*** Supplied material

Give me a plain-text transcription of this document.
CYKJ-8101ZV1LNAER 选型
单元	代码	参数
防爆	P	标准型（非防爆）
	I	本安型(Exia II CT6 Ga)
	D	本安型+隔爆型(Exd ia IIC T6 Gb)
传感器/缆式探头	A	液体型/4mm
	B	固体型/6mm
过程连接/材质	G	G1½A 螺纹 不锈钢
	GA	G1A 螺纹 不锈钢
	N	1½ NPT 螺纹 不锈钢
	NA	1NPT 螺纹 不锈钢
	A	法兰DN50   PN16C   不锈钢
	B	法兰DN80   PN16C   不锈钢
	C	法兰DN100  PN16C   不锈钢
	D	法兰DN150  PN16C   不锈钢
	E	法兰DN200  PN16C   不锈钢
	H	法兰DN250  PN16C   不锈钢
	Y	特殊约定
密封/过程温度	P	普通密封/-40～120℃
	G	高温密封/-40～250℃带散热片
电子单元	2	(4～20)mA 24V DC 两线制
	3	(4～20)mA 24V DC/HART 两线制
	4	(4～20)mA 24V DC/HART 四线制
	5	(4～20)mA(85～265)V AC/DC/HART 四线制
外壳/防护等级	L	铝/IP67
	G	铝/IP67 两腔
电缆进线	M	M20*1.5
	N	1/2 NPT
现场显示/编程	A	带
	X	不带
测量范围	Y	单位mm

******

Write out the data again, exactly and in full.

• _Problem solution_
Give me a plain-text transcription of this document.
CYKJ-8101ZV1LNAER 选型
单元	代码	参数
防爆	P	标准型（非防爆）
	I	本安型(Exia II CT6 Ga)
	D	本安型+隔爆型(Exd ia IIC T6 Gb)
传感器/缆式探头	A	液体型/4mm
	B	固体型/6mm
过程连接/材质	G	G1½A 螺纹 不锈钢
	GA	G1A 螺纹 不锈钢
	N	1½ NPT 螺纹 不锈钢
	NA	1NPT 螺纹 不锈钢
	A	法兰DN50   PN16C   不锈钢
	B	法兰DN80   PN16C   不锈钢
	C	法兰DN100  PN16C   不锈钢
	D	法兰DN150  PN16C   不锈钢
	E	法兰DN200  PN16C   不锈钢
	H	法兰DN250  PN16C   不锈钢
	Y	特殊约定
密封/过程温度	P	普通密封/-40～120℃
	G	高温密封/-40～250℃带散热片
电子单元	2	(4～20)mA 24V DC 两线制
	3	(4～20)mA 24V DC/HART 两线制
	4	(4～20)mA 24V DC/HART 四线制
	5	(4～20)mA(85～265)V AC/DC/HART 四线制
外壳/防护等级	L	铝/IP67
	G	铝/IP67 两腔
电缆进线	M	M20*1.5
	N	1/2 NPT
现场显示/编程	A	带
	X	不带
测量范围	Y	单位mm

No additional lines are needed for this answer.